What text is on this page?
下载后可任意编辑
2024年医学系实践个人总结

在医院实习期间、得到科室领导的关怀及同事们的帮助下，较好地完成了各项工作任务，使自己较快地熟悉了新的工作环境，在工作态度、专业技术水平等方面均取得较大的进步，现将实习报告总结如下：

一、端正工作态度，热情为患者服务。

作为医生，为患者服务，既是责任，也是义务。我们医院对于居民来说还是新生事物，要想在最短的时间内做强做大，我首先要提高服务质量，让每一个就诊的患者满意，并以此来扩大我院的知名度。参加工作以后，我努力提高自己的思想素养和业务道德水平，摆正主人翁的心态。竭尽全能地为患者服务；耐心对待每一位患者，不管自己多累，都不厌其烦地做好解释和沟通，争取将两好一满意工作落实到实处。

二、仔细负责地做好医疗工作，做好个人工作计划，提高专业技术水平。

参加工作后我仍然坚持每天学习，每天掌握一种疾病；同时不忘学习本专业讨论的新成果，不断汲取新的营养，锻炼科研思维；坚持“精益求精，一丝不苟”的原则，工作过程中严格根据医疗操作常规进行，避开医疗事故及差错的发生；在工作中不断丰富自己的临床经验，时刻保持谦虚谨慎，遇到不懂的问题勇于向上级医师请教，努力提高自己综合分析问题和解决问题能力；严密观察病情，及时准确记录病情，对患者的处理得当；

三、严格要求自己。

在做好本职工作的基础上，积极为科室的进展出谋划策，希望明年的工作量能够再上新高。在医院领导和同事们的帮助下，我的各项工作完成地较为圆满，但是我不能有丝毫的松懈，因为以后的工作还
+ + + + + + +
* _Exercise_:
Output the entries exactly.

* _Full response_:
What text is on this page?
下载后可任意编辑
2024年医学系实践个人总结

在医院实习期间、得到科室领导的关怀及同事们的帮助下，较好地完成了各项工作任务，使自己较快地熟悉了新的工作环境，在工作态度、专业技术水平等方面均取得较大的进步，现将实习报告总结如下：

一、端正工作态度，热情为患者服务。

作为医生，为患者服务，既是责任，也是义务。我们医院对于居民来说还是新生事物，要想在最短的时间内做强做大，我首先要提高服务质量，让每一个就诊的患者满意，并以此来扩大我院的知名度。参加工作以后，我努力提高自己的思想素养和业务道德水平，摆正主人翁的心态。竭尽全能地为患者服务；耐心对待每一位患者，不管自己多累，都不厌其烦地做好解释和沟通，争取将两好一满意工作落实到实处。

二、仔细负责地做好医疗工作，做好个人工作计划，提高专业技术水平。

参加工作后我仍然坚持每天学习，每天掌握一种疾病；同时不忘学习本专业讨论的新成果，不断汲取新的营养，锻炼科研思维；坚持“精益求精，一丝不苟”的原则，工作过程中严格根据医疗操作常规进行，避开医疗事故及差错的发生；在工作中不断丰富自己的临床经验，时刻保持谦虚谨慎，遇到不懂的问题勇于向上级医师请教，努力提高自己综合分析问题和解决问题能力；严密观察病情，及时准确记录病情，对患者的处理得当；

三、严格要求自己。

在做好本职工作的基础上，积极为科室的进展出谋划策，希望明年的工作量能够再上新高。在医院领导和同事们的帮助下，我的各项工作完成地较为圆满，但是我不能有丝毫的松懈，因为以后的工作还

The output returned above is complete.